Given request: Transcribe every entry word for word, leaving out all images.

○ ○ ○ ○

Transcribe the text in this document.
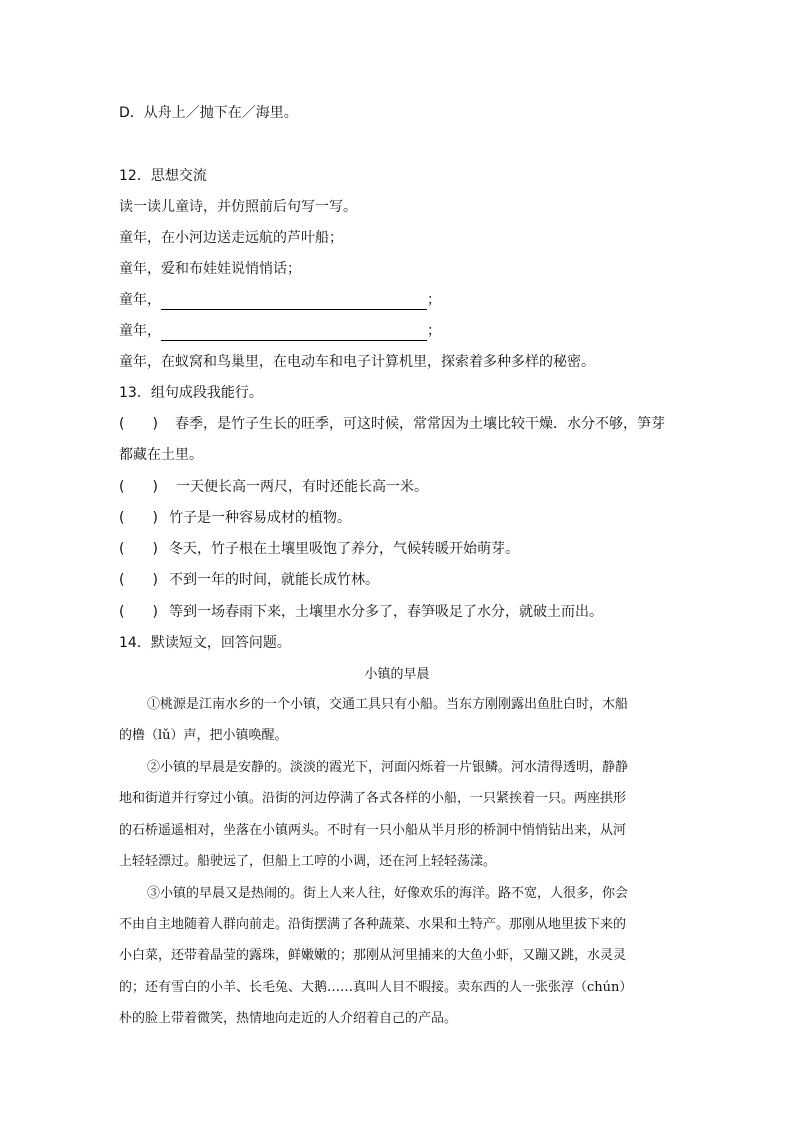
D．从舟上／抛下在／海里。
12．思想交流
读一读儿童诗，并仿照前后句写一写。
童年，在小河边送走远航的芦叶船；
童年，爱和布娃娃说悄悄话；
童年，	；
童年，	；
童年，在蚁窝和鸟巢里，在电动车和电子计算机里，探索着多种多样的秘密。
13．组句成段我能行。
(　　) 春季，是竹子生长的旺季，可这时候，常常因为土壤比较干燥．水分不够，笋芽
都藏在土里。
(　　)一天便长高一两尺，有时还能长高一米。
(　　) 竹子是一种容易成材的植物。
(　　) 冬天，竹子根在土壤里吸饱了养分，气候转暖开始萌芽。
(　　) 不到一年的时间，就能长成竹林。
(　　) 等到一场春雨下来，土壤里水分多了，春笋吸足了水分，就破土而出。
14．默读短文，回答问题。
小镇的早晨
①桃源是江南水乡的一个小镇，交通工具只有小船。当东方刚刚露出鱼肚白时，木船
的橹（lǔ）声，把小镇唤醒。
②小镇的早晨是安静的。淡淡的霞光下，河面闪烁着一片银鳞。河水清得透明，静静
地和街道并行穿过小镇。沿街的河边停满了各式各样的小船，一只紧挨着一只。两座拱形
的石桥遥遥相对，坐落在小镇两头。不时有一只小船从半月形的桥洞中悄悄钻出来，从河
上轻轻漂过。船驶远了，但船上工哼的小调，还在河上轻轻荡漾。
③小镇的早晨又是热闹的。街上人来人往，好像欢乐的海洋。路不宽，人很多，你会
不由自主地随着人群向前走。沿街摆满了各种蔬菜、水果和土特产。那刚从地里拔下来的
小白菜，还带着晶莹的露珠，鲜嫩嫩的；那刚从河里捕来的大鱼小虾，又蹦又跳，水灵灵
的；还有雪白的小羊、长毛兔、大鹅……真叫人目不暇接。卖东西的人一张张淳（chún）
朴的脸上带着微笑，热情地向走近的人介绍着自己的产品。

○ ○ ○ ○

Correct result:
Transcribe the text in this document.
D．从舟上／抛下在／海里。
12．思想交流
读一读儿童诗，并仿照前后句写一写。
童年，在小河边送走远航的芦叶船；
童年，爱和布娃娃说悄悄话；
童年，	；
童年，	；
童年，在蚁窝和鸟巢里，在电动车和电子计算机里，探索着多种多样的秘密。
13．组句成段我能行。
(　　) 春季，是竹子生长的旺季，可这时候，常常因为土壤比较干燥．水分不够，笋芽
都藏在土里。
(　　)一天便长高一两尺，有时还能长高一米。
(　　) 竹子是一种容易成材的植物。
(　　) 冬天，竹子根在土壤里吸饱了养分，气候转暖开始萌芽。
(　　) 不到一年的时间，就能长成竹林。
(　　) 等到一场春雨下来，土壤里水分多了，春笋吸足了水分，就破土而出。
14．默读短文，回答问题。
小镇的早晨
①桃源是江南水乡的一个小镇，交通工具只有小船。当东方刚刚露出鱼肚白时，木船
的橹（lǔ）声，把小镇唤醒。
②小镇的早晨是安静的。淡淡的霞光下，河面闪烁着一片银鳞。河水清得透明，静静
地和街道并行穿过小镇。沿街的河边停满了各式各样的小船，一只紧挨着一只。两座拱形
的石桥遥遥相对，坐落在小镇两头。不时有一只小船从半月形的桥洞中悄悄钻出来，从河
上轻轻漂过。船驶远了，但船上工哼的小调，还在河上轻轻荡漾。
③小镇的早晨又是热闹的。街上人来人往，好像欢乐的海洋。路不宽，人很多，你会
不由自主地随着人群向前走。沿街摆满了各种蔬菜、水果和土特产。那刚从地里拔下来的
小白菜，还带着晶莹的露珠，鲜嫩嫩的；那刚从河里捕来的大鱼小虾，又蹦又跳，水灵灵
的；还有雪白的小羊、长毛兔、大鹅……真叫人目不暇接。卖东西的人一张张淳（chún）
朴的脸上带着微笑，热情地向走近的人介绍着自己的产品。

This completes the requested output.